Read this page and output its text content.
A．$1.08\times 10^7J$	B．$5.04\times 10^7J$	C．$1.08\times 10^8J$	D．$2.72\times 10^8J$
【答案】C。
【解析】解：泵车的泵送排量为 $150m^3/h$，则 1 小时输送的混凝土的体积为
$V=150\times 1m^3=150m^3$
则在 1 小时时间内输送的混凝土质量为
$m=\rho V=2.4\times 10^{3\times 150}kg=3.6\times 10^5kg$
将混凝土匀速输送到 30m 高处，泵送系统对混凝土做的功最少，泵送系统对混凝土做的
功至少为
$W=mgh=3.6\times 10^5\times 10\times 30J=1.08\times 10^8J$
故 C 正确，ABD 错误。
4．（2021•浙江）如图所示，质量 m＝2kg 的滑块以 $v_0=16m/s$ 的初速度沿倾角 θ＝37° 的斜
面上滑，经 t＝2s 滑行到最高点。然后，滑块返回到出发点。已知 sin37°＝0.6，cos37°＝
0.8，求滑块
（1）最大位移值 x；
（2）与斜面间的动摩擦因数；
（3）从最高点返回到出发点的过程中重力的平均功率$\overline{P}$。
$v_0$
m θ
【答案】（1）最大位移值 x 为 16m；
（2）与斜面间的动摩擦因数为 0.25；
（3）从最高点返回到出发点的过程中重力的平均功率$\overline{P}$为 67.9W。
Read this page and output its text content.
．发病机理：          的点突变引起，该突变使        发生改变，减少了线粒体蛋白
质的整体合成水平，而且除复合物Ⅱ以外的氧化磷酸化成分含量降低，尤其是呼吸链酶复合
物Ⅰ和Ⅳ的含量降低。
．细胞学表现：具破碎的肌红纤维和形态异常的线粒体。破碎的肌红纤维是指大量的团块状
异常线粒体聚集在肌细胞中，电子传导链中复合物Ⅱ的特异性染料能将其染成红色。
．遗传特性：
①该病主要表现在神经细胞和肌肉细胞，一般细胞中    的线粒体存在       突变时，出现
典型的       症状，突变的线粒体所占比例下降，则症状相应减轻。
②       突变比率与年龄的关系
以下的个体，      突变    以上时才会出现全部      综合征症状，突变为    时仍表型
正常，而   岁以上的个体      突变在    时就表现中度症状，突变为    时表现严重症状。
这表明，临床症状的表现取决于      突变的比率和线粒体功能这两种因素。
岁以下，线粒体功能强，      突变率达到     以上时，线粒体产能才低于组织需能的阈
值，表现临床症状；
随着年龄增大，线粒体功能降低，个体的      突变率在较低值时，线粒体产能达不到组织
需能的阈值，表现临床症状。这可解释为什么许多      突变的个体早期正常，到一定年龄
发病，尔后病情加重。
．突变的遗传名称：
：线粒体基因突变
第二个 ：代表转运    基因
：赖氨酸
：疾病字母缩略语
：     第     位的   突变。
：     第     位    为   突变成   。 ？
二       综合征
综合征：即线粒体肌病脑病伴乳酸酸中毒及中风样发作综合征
::::::
#### [Written exercise]
Please reproduce all of the entries exactly as they stand.

#### [The completed task]
Read this page and output its text content.
A．$1.08\times 10^7J$	B．$5.04\times 10^7J$	C．$1.08\times 10^8J$	D．$2.72\times 10^8J$
【答案】C。
【解析】解：泵车的泵送排量为 $150m^3/h$，则 1 小时输送的混凝土的体积为
$V=150\times 1m^3=150m^3$
则在 1 小时时间内输送的混凝土质量为
$m=\rho V=2.4\times 10^{3\times 150}kg=3.6\times 10^5kg$
将混凝土匀速输送到 30m 高处，泵送系统对混凝土做的功最少，泵送系统对混凝土做的
功至少为
$W=mgh=3.6\times 10^5\times 10\times 30J=1.08\times 10^8J$
故 C 正确，ABD 错误。
4．（2021•浙江）如图所示，质量 m＝2kg 的滑块以 $v_0=16m/s$ 的初速度沿倾角 θ＝37° 的斜
面上滑，经 t＝2s 滑行到最高点。然后，滑块返回到出发点。已知 sin37°＝0.6，cos37°＝
0.8，求滑块
（1）最大位移值 x；
（2）与斜面间的动摩擦因数；
（3）从最高点返回到出发点的过程中重力的平均功率$\overline{P}$。
$v_0$
m θ
【答案】（1）最大位移值 x 为 16m；
（2）与斜面间的动摩擦因数为 0.25；
（3）从最高点返回到出发点的过程中重力的平均功率$\overline{P}$为 67.9W。
Read this page and output its text content.
．发病机理：          的点突变引起，该突变使        发生改变，减少了线粒体蛋白
质的整体合成水平，而且除复合物Ⅱ以外的氧化磷酸化成分含量降低，尤其是呼吸链酶复合
物Ⅰ和Ⅳ的含量降低。
．细胞学表现：具破碎的肌红纤维和形态异常的线粒体。破碎的肌红纤维是指大量的团块状
异常线粒体聚集在肌细胞中，电子传导链中复合物Ⅱ的特异性染料能将其染成红色。
．遗传特性：
①该病主要表现在神经细胞和肌肉细胞，一般细胞中    的线粒体存在       突变时，出现
典型的       症状，突变的线粒体所占比例下降，则症状相应减轻。
②       突变比率与年龄的关系
以下的个体，      突变    以上时才会出现全部      综合征症状，突变为    时仍表型
正常，而   岁以上的个体      突变在    时就表现中度症状，突变为    时表现严重症状。
这表明，临床症状的表现取决于      突变的比率和线粒体功能这两种因素。
岁以下，线粒体功能强，      突变率达到     以上时，线粒体产能才低于组织需能的阈
值，表现临床症状；
随着年龄增大，线粒体功能降低，个体的      突变率在较低值时，线粒体产能达不到组织
需能的阈值，表现临床症状。这可解释为什么许多      突变的个体早期正常，到一定年龄
发病，尔后病情加重。
．突变的遗传名称：
：线粒体基因突变
第二个 ：代表转运    基因
：赖氨酸
：疾病字母缩略语
：     第     位的   突变。
：     第     位    为   突变成   。 ？
二       综合征
综合征：即线粒体肌病脑病伴乳酸酸中毒及中风样发作综合征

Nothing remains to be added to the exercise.